▶ _Task instructions_:
Count every line of these entries that holds the word "JSON", and reply with the number only.

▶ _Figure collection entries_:
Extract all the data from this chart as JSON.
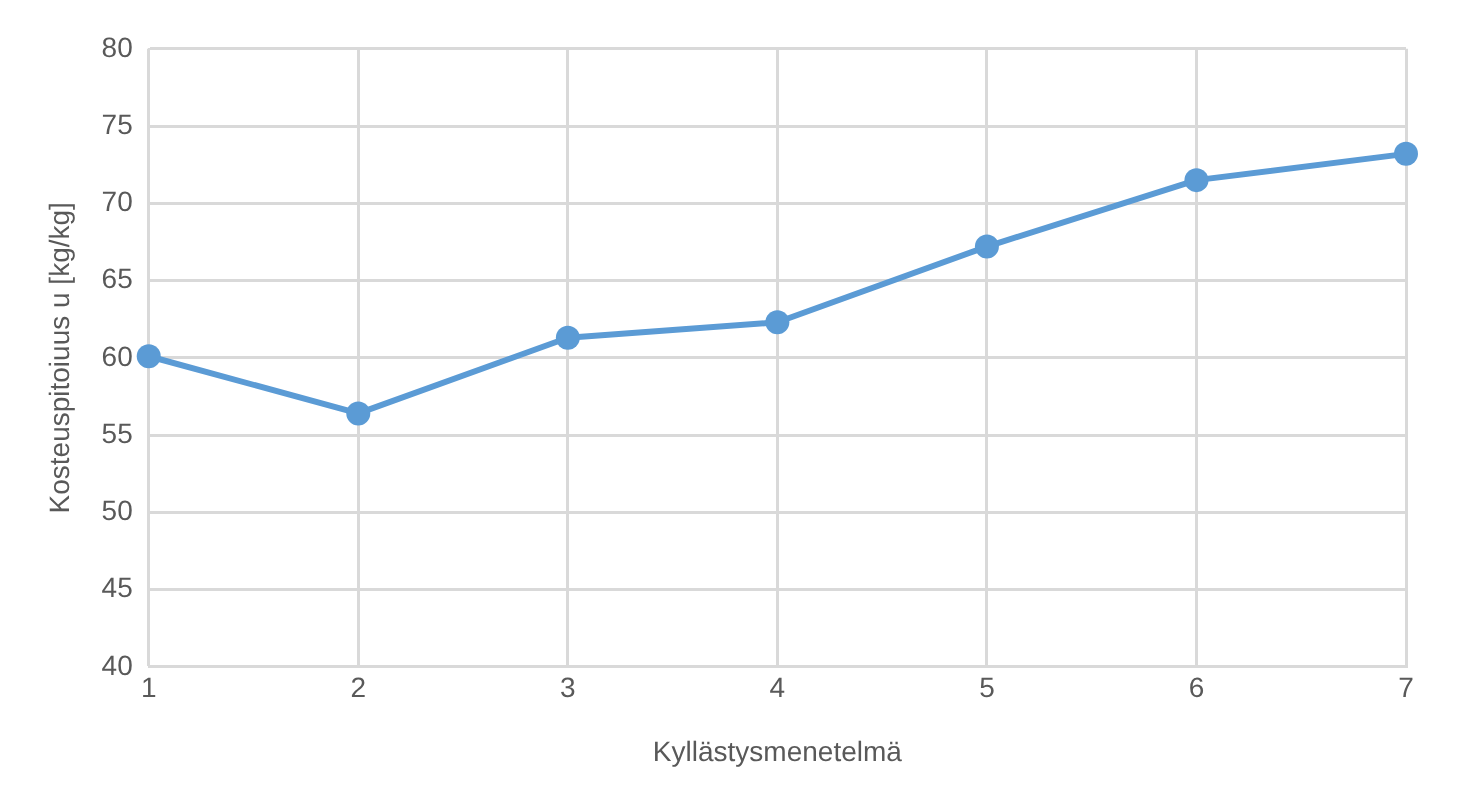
{
  "chart_data": {
    "type": "line",
    "xlabel": "Kyllästysmenetelmä",
    "ylabel": "Kosteuspitoiuus u [kg/kg]",
    "x": [
      1,
      2,
      3,
      4,
      5,
      6,
      7
    ],
    "series": [
      {
        "color": "#5b9bd5",
        "values": [
          60.1,
          56.4,
          61.3,
          62.3,
          67.2,
          71.5,
          73.2
        ]
      }
    ],
    "xlim": [
      1,
      7
    ],
    "xticks": [
      1,
      2,
      3,
      4,
      5,
      6,
      7
    ],
    "ylim": [
      40,
      80
    ],
    "yticks": [
      40,
      45,
      50,
      55,
      60,
      65,
      70,
      75,
      80
    ],
    "grid": true,
    "marker": "circle",
    "line_style": "solid",
    "legend": false
  }
}
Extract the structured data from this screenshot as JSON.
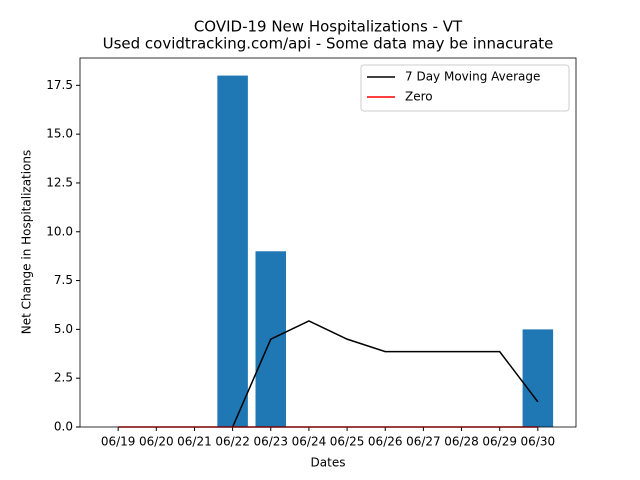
{
  "chart_data": {
    "type": "bar",
    "title": "COVID-19 New Hospitalizations - VT",
    "subtitle": "Used covidtracking.com/api - Some data may be innacurate",
    "xlabel": "Dates",
    "ylabel": "Net Change in Hospitalizations",
    "categories": [
      "06/19",
      "06/20",
      "06/21",
      "06/22",
      "06/23",
      "06/24",
      "06/25",
      "06/26",
      "06/27",
      "06/28",
      "06/29",
      "06/30"
    ],
    "values": [
      0,
      0,
      0,
      18,
      9,
      0,
      0,
      0,
      0,
      0,
      0,
      5
    ],
    "color": "#1f77b4",
    "series": [
      {
        "name": "7 Day Moving Average",
        "color": "#000000",
        "values": [
          null,
          null,
          null,
          0,
          4.5,
          5.43,
          4.5,
          3.86,
          3.86,
          3.86,
          3.86,
          1.29
        ]
      },
      {
        "name": "Zero",
        "color": "#ff0000",
        "values": [
          0,
          0,
          0,
          0,
          0,
          0,
          0,
          0,
          0,
          0,
          0,
          0
        ]
      }
    ],
    "ylim": [
      0,
      18.9
    ],
    "yticks": [
      {
        "value": 0,
        "label": "0.0"
      },
      2.5,
      {
        "value": 5,
        "label": "5.0"
      },
      7.5,
      {
        "value": 10,
        "label": "10.0"
      },
      12.5,
      {
        "value": 15,
        "label": "15.0"
      },
      17.5
    ],
    "legend": "upper right"
  }
}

▶ _Task answer_:
2